◆ YOUR OBJECTIVE: Find all lines in the listing that include the word "plain", then copy them.

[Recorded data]
>>>>>

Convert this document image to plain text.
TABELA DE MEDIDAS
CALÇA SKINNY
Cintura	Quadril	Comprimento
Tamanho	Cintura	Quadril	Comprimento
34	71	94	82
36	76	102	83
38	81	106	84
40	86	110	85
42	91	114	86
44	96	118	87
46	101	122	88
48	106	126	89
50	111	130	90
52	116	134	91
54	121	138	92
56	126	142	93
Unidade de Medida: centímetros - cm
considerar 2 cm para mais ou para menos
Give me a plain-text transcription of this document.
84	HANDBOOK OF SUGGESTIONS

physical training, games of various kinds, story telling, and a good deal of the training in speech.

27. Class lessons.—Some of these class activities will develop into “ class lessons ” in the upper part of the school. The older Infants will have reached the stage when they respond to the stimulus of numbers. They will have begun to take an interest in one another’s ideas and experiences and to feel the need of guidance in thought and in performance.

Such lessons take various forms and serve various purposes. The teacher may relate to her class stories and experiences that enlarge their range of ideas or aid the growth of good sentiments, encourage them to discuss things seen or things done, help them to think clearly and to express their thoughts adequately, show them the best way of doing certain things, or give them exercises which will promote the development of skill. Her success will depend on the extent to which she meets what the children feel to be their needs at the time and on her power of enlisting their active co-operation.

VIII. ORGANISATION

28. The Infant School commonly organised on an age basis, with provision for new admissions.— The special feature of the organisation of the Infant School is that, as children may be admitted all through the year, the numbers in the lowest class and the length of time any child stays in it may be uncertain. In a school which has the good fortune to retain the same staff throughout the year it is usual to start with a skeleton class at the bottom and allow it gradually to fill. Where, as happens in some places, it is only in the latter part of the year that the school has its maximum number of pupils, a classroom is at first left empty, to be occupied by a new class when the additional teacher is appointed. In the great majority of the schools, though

<<<<<

◆ FINISHED TASK:
Convert this document image to plain text.
Give me a plain-text transcription of this document.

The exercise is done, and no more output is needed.